*To do:*
Look through the data below and count each line where the word "системы" appears. Reply with the count alone.
* Begin Dataset records *
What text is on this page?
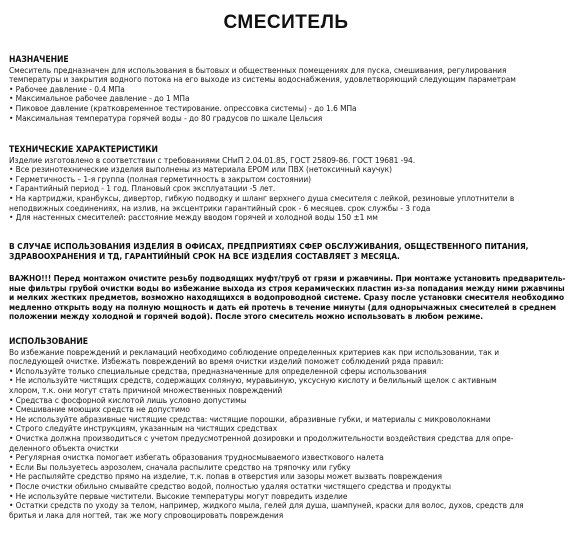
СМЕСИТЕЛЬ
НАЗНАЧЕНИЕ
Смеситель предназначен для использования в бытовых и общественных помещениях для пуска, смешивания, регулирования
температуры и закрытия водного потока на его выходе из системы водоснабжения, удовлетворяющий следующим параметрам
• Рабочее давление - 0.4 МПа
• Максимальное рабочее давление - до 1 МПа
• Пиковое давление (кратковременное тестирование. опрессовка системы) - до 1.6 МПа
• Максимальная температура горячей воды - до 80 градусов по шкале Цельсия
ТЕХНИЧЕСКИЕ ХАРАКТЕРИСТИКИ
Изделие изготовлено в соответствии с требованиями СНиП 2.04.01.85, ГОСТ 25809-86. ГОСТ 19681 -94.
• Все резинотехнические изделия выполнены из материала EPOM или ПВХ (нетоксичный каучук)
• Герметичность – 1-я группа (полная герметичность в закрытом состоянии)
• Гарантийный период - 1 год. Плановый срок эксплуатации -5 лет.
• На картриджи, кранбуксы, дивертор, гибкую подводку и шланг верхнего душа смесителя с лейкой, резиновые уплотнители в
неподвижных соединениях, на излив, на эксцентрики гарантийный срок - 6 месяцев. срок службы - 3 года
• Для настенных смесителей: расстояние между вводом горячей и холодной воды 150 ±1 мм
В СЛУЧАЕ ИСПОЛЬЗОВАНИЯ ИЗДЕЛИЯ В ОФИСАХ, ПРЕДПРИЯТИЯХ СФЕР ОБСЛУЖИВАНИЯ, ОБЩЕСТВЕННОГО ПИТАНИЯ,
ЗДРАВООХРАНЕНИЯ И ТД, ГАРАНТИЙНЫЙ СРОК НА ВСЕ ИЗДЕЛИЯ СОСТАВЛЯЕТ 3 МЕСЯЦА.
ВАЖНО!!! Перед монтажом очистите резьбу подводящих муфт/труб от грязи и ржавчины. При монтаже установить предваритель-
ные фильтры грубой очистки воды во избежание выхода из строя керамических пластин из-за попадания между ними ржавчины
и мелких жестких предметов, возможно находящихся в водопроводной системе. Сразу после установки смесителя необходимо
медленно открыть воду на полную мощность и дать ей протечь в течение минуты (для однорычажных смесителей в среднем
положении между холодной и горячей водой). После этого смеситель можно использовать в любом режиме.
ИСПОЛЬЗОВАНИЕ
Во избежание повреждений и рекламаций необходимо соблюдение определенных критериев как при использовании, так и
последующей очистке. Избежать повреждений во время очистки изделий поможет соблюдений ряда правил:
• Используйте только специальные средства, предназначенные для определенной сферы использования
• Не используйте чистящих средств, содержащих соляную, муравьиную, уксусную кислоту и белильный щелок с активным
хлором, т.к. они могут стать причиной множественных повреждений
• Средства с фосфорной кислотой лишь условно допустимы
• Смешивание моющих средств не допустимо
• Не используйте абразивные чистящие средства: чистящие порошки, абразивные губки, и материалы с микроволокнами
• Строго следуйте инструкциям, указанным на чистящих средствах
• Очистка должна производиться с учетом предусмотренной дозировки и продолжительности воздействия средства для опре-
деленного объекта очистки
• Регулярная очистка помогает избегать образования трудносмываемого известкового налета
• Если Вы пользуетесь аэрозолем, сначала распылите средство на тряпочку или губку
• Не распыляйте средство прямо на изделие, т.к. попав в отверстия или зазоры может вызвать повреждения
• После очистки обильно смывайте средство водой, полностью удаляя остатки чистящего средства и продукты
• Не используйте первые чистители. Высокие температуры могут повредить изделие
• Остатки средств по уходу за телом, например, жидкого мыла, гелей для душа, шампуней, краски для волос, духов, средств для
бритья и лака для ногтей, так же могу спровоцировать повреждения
* End Dataset records *
*Task response:*
2